DIRECTIONS — Below are some records; give them all again exactly, but not the pictures.

MATERIAL PROVIDED —
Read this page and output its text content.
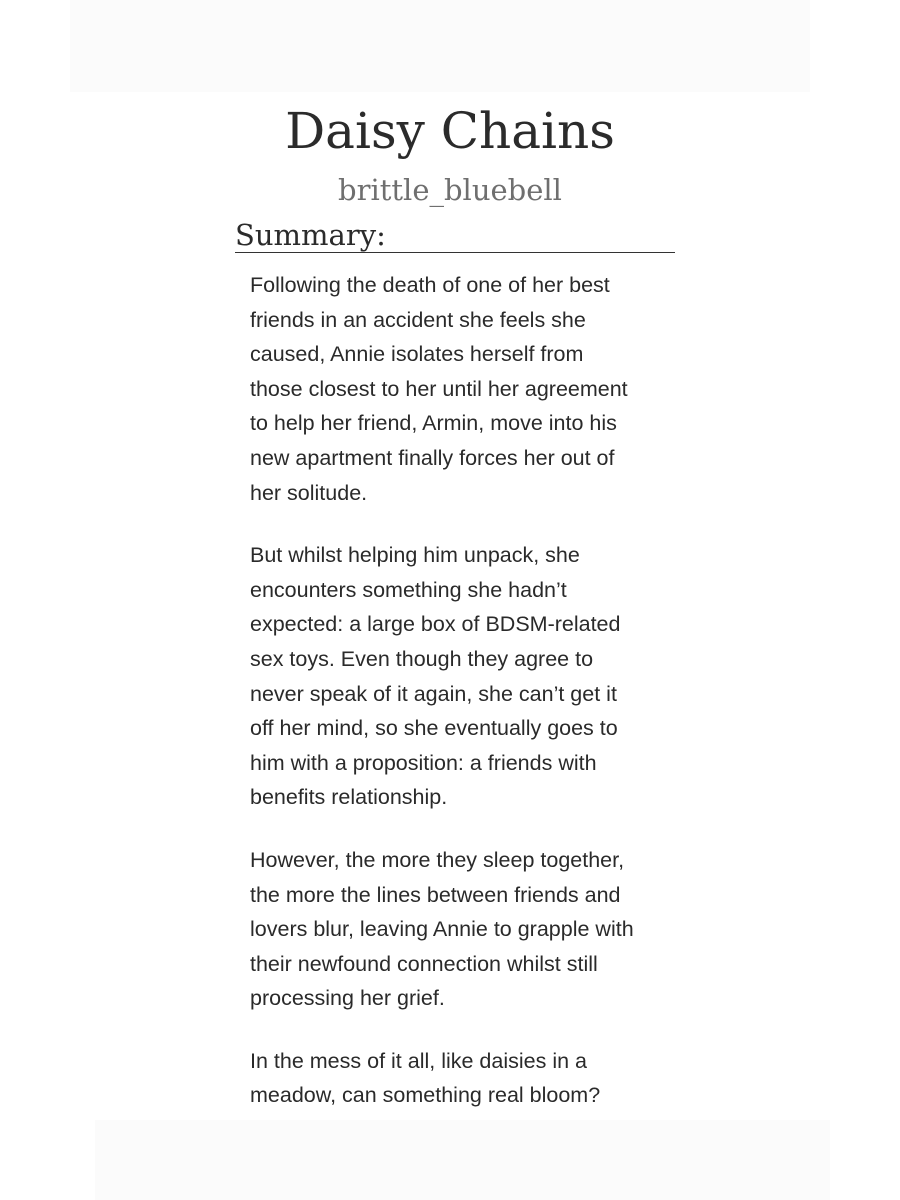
Daisy Chains
brittle_bluebell
Summary:

Following the death of one of her best
friends in an accident she feels she
caused, Annie isolates herself from
those closest to her until her agreement
to help her friend, Armin, move into his
new apartment finally forces her out of
her solitude.

But whilst helping him unpack, she
encounters something she hadn’t
expected: a large box of BDSM-related
sex toys. Even though they agree to
never speak of it again, she can’t get it
off her mind, so she eventually goes to
him with a proposition: a friends with
benefits relationship.

However, the more they sleep together,
the more the lines between friends and
lovers blur, leaving Annie to grapple with
their newfound connection whilst still
processing her grief.

In the mess of it all, like daisies in a
meadow, can something real bloom?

OUTPUT OF THE EXERCISE —
Read this page and output its text content.
Daisy Chains
brittle_bluebell
Summary:

Following the death of one of her best
friends in an accident she feels she
caused, Annie isolates herself from
those closest to her until her agreement
to help her friend, Armin, move into his
new apartment finally forces her out of
her solitude.

But whilst helping him unpack, she
encounters something she hadn’t
expected: a large box of BDSM-related
sex toys. Even though they agree to
never speak of it again, she can’t get it
off her mind, so she eventually goes to
him with a proposition: a friends with
benefits relationship.

However, the more they sleep together,
the more the lines between friends and
lovers blur, leaving Annie to grapple with
their newfound connection whilst still
processing her grief.

In the mess of it all, like daisies in a
meadow, can something real bloom?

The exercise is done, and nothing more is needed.